Select all lines in the records that include "Smoked".

● **RECORD EXTRACTS**:
========================================================================
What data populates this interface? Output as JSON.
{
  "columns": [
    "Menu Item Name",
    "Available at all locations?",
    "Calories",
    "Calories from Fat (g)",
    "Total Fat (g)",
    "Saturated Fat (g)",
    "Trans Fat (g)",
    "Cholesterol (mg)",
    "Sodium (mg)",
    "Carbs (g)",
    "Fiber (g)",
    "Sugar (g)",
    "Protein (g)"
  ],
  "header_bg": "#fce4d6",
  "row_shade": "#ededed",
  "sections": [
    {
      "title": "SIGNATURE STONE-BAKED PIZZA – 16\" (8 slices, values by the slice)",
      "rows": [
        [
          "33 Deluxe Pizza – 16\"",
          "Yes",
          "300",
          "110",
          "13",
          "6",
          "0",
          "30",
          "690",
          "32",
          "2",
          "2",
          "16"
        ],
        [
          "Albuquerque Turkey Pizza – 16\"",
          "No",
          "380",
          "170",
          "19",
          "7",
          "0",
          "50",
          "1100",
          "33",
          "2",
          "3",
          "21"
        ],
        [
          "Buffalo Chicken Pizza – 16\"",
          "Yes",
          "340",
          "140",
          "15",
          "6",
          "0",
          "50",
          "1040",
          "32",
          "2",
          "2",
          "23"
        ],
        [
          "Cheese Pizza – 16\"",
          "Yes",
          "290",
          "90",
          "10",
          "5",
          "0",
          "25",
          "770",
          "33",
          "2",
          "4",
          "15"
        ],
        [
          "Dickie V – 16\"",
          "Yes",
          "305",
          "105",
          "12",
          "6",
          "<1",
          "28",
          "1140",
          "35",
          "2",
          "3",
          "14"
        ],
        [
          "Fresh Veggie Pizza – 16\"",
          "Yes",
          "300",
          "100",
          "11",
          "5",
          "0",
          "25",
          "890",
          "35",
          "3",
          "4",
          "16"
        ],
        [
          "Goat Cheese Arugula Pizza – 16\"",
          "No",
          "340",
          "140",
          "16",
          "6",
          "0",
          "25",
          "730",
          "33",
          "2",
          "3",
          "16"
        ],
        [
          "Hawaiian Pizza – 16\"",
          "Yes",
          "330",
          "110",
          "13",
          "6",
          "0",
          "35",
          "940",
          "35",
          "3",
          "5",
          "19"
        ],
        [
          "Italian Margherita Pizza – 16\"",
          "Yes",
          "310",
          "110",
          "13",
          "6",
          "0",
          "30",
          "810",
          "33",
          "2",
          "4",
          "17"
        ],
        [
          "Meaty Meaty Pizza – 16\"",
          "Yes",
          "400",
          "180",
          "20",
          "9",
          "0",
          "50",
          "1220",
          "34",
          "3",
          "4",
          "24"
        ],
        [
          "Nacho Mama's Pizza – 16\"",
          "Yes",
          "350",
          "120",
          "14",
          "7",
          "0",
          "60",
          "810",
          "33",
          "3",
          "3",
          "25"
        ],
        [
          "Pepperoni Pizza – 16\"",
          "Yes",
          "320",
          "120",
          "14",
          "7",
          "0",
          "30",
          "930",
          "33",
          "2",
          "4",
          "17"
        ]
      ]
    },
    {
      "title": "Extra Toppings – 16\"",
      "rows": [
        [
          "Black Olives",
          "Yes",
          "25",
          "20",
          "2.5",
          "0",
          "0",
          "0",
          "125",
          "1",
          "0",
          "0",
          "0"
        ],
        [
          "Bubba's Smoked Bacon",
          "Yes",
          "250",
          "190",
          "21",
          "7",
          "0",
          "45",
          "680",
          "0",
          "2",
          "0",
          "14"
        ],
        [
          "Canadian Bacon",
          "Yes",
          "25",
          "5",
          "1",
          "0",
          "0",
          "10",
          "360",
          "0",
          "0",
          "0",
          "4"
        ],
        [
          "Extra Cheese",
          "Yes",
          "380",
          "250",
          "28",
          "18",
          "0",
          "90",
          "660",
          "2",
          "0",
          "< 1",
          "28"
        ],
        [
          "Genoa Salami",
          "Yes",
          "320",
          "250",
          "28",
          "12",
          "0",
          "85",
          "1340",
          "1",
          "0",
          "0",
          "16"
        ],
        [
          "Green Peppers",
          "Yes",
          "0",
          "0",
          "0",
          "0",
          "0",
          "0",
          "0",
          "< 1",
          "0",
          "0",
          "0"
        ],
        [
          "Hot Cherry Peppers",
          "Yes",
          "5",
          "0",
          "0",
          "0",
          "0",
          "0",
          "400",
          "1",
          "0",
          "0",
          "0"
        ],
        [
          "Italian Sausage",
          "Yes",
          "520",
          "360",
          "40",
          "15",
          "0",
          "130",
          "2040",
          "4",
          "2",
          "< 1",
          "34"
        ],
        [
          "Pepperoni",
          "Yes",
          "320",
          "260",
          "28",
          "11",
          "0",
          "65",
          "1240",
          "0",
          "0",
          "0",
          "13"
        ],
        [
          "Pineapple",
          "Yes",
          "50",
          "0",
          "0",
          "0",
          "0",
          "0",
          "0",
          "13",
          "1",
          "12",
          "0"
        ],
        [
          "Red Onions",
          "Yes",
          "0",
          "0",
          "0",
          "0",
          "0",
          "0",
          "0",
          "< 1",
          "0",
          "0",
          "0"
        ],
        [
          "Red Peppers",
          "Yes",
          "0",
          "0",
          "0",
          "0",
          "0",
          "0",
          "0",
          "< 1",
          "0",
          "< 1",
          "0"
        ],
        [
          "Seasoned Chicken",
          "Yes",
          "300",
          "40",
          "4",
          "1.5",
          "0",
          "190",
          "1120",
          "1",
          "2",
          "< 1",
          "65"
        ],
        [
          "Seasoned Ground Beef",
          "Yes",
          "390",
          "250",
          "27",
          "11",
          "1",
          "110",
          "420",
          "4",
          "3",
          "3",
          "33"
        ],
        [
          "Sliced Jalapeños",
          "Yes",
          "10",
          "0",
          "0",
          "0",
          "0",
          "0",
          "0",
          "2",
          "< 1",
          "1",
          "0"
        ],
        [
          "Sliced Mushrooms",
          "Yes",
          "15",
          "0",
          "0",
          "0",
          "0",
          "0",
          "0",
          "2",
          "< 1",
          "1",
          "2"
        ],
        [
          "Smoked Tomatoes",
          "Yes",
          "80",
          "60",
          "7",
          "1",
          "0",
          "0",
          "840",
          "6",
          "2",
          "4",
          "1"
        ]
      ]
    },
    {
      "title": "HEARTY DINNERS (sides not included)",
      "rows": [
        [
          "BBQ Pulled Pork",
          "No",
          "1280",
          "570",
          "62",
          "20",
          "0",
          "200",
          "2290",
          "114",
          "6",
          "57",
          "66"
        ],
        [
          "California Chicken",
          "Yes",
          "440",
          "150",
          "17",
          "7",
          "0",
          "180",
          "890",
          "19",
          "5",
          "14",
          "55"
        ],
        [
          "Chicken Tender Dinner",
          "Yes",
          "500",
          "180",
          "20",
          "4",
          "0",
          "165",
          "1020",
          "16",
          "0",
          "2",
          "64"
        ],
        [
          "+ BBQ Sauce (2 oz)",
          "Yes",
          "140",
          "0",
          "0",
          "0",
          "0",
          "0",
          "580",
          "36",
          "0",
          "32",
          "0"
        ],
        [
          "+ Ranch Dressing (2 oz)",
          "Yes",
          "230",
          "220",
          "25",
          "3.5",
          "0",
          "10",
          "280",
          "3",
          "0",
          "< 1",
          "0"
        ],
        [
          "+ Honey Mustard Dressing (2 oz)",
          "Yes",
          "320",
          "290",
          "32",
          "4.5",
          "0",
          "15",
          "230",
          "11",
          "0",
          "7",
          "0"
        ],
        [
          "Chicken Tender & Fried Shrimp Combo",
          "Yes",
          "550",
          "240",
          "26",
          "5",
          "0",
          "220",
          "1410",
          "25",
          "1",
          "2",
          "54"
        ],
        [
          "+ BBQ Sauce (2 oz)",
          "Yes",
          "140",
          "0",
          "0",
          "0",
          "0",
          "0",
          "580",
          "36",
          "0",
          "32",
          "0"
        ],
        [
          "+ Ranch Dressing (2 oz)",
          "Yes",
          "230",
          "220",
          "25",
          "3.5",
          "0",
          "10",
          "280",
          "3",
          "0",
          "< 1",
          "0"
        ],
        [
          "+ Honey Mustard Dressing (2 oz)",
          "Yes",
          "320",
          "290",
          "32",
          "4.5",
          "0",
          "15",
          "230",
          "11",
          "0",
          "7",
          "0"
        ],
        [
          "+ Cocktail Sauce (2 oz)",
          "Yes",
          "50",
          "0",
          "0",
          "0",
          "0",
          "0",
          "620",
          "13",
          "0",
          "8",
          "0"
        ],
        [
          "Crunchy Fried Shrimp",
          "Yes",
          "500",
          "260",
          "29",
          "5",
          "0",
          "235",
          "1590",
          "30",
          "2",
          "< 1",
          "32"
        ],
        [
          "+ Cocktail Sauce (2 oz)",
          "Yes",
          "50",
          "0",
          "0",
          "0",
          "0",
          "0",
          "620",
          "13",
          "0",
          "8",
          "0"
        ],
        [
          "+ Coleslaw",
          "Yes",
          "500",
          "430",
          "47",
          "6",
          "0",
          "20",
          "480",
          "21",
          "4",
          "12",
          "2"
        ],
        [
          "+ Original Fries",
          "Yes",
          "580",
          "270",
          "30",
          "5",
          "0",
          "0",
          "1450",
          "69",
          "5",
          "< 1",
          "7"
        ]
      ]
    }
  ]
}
========================================================================
● **TASK RESULT**:
          "Bubba's Smoked Bacon",
          "Smoked Tomatoes",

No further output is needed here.